Material shown.
start
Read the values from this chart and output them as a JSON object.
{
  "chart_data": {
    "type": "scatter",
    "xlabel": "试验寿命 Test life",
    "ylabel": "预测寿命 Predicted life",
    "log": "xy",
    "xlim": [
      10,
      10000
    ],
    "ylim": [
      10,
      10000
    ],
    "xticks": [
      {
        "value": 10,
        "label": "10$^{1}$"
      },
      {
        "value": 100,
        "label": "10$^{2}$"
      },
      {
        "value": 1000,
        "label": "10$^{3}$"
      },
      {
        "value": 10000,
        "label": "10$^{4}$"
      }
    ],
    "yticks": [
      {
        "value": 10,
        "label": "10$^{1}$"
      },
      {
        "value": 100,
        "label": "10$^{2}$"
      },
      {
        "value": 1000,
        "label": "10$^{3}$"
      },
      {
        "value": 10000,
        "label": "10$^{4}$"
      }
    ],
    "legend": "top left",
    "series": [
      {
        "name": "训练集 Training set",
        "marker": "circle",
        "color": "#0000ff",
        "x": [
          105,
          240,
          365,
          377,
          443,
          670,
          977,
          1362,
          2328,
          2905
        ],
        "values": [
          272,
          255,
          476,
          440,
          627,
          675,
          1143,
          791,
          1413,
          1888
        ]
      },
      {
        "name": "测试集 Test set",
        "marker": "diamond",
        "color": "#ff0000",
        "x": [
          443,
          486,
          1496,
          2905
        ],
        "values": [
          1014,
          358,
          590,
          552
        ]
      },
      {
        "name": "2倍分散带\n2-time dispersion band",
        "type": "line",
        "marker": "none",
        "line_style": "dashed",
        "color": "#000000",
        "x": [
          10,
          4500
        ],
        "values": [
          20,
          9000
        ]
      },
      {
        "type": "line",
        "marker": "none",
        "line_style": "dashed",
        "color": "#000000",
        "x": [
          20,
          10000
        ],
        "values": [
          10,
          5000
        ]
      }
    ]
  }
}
end
Problem statement.
Reproduce all data above, unchanged.

Response.
Read the values from this chart and output them as a JSON object.
{
  "chart_data": {
    "type": "scatter",
    "xlabel": "试验寿命 Test life",
    "ylabel": "预测寿命 Predicted life",
    "log": "xy",
    "xlim": [
      10,
      10000
    ],
    "ylim": [
      10,
      10000
    ],
    "xticks": [
      {
        "value": 10,
        "label": "10$^{1}$"
      },
      {
        "value": 100,
        "label": "10$^{2}$"
      },
      {
        "value": 1000,
        "label": "10$^{3}$"
      },
      {
        "value": 10000,
        "label": "10$^{4}$"
      }
    ],
    "yticks": [
      {
        "value": 10,
        "label": "10$^{1}$"
      },
      {
        "value": 100,
        "label": "10$^{2}$"
      },
      {
        "value": 1000,
        "label": "10$^{3}$"
      },
      {
        "value": 10000,
        "label": "10$^{4}$"
      }
    ],
    "legend": "top left",
    "series": [
      {
        "name": "训练集 Training set",
        "marker": "circle",
        "color": "#0000ff",
        "x": [
          105,
          240,
          365,
          377,
          443,
          670,
          977,
          1362,
          2328,
          2905
        ],
        "values": [
          272,
          255,
          476,
          440,
          627,
          675,
          1143,
          791,
          1413,
          1888
        ]
      },
      {
        "name": "测试集 Test set",
        "marker": "diamond",
        "color": "#ff0000",
        "x": [
          443,
          486,
          1496,
          2905
        ],
        "values": [
          1014,
          358,
          590,
          552
        ]
      },
      {
        "name": "2倍分散带\n2-time dispersion band",
        "type": "line",
        "marker": "none",
        "line_style": "dashed",
        "color": "#000000",
        "x": [
          10,
          4500
        ],
        "values": [
          20,
          9000
        ]
      },
      {
        "type": "line",
        "marker": "none",
        "line_style": "dashed",
        "color": "#000000",
        "x": [
          20,
          10000
        ],
        "values": [
          10,
          5000
        ]
      }
    ]
  }
}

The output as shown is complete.